RECORDS FOR THIS TASK:
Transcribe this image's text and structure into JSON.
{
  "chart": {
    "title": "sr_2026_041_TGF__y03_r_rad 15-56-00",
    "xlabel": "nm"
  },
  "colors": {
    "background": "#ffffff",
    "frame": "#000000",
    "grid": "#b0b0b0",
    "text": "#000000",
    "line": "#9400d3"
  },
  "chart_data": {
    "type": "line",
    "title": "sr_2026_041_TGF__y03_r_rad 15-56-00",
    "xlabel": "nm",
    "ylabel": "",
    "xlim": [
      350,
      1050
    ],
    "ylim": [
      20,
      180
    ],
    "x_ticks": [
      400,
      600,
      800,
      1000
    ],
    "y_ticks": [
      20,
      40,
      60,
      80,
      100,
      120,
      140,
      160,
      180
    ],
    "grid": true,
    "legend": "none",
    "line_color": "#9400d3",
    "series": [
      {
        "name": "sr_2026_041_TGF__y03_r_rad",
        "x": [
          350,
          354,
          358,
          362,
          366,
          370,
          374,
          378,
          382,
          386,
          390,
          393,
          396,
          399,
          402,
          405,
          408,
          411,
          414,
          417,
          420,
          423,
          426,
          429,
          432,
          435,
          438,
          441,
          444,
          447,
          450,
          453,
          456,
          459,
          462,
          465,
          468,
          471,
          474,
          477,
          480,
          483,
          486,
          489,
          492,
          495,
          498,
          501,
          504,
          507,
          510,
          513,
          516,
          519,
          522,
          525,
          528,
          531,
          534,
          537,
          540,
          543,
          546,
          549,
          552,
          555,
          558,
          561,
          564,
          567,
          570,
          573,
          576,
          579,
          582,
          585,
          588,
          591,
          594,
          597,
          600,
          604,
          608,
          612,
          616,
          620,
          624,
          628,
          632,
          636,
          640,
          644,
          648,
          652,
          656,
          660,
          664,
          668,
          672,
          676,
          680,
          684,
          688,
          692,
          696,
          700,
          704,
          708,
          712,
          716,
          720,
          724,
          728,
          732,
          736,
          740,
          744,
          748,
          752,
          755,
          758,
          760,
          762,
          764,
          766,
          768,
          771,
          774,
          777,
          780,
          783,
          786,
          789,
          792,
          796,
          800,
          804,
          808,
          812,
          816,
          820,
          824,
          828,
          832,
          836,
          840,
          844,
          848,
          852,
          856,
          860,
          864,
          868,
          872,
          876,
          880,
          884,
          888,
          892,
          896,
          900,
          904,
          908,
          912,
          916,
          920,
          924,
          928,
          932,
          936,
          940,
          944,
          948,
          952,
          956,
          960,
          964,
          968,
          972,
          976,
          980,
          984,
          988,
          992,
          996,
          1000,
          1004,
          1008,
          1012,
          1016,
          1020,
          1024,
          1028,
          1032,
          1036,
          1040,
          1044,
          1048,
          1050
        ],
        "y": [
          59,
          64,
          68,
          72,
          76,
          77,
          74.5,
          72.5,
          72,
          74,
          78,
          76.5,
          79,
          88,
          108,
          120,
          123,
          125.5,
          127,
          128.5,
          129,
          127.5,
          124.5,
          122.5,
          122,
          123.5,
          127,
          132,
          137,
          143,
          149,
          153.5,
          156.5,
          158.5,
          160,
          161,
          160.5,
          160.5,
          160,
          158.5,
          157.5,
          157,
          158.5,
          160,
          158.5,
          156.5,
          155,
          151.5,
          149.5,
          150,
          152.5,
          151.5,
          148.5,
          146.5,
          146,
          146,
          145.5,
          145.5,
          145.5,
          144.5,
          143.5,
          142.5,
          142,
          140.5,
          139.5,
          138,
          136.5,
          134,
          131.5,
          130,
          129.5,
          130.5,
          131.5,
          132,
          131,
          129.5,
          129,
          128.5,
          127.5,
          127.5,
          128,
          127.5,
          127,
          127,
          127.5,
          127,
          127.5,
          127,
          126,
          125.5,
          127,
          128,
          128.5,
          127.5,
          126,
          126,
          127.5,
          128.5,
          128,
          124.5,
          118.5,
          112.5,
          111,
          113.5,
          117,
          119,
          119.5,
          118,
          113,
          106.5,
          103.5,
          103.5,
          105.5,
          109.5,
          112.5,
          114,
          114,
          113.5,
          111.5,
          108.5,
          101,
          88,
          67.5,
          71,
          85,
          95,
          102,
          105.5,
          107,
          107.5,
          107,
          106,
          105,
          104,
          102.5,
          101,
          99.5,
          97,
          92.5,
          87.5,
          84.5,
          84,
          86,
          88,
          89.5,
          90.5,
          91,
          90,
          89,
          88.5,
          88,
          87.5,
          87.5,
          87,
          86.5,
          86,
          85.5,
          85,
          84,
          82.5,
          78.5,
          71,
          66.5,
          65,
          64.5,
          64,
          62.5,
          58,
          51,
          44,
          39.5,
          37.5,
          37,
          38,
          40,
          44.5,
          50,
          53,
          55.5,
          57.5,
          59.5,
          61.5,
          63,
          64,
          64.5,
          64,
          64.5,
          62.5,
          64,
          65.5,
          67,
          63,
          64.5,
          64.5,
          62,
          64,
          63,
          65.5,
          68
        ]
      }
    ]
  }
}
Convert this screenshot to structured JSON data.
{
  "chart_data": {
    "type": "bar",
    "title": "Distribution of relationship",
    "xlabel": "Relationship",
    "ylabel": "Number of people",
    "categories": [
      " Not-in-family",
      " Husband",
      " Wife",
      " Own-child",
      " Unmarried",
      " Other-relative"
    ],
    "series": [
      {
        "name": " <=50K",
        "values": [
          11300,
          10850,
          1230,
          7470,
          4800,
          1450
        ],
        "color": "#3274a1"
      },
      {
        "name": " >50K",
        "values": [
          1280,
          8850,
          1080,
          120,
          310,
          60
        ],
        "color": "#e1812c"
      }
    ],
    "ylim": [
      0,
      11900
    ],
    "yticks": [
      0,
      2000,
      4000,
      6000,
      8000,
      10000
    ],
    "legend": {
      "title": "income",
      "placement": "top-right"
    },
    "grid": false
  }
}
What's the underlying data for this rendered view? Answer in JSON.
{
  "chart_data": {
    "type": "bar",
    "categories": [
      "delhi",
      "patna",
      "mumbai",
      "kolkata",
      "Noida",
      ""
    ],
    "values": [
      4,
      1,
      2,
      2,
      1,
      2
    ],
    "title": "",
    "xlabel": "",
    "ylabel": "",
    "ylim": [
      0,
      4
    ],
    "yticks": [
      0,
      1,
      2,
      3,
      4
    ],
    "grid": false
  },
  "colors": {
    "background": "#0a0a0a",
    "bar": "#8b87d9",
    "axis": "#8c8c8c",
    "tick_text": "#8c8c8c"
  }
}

WHAT IS ASKED: Write out, word for word, the line containing "Convert this screenshot" and every line after it to the end of the data above.

TASK ANSWER:
Convert this screenshot to structured JSON data.
{
  "chart_data": {
    "type": "bar",
    "title": "Distribution of relationship",
    "xlabel": "Relationship",
    "ylabel": "Number of people",
    "categories": [
      " Not-in-family",
      " Husband",
      " Wife",
      " Own-child",
      " Unmarried",
      " Other-relative"
    ],
    "series": [
      {
        "name": " <=50K",
        "values": [
          11300,
          10850,
          1230,
          7470,
          4800,
          1450
        ],
        "color": "#3274a1"
      },
      {
        "name": " >50K",
        "values": [
          1280,
          8850,
          1080,
          120,
          310,
          60
        ],
        "color": "#e1812c"
      }
    ],
    "ylim": [
      0,
      11900
    ],
    "yticks": [
      0,
      2000,
      4000,
      6000,
      8000,
      10000
    ],
    "legend": {
      "title": "income",
      "placement": "top-right"
    },
    "grid": false
  }
}
What's the underlying data for this rendered view? Answer in JSON.
{
  "chart_data": {
    "type": "bar",
    "categories": [
      "delhi",
      "patna",
      "mumbai",
      "kolkata",
      "Noida",
      ""
    ],
    "values": [
      4,
      1,
      2,
      2,
      1,
      2
    ],
    "title": "",
    "xlabel": "",
    "ylabel": "",
    "ylim": [
      0,
      4
    ],
    "yticks": [
      0,
      1,
      2,
      3,
      4
    ],
    "grid": false
  },
  "colors": {
    "background": "#0a0a0a",
    "bar": "#8b87d9",
    "axis": "#8c8c8c",
    "tick_text": "#8c8c8c"
  }
}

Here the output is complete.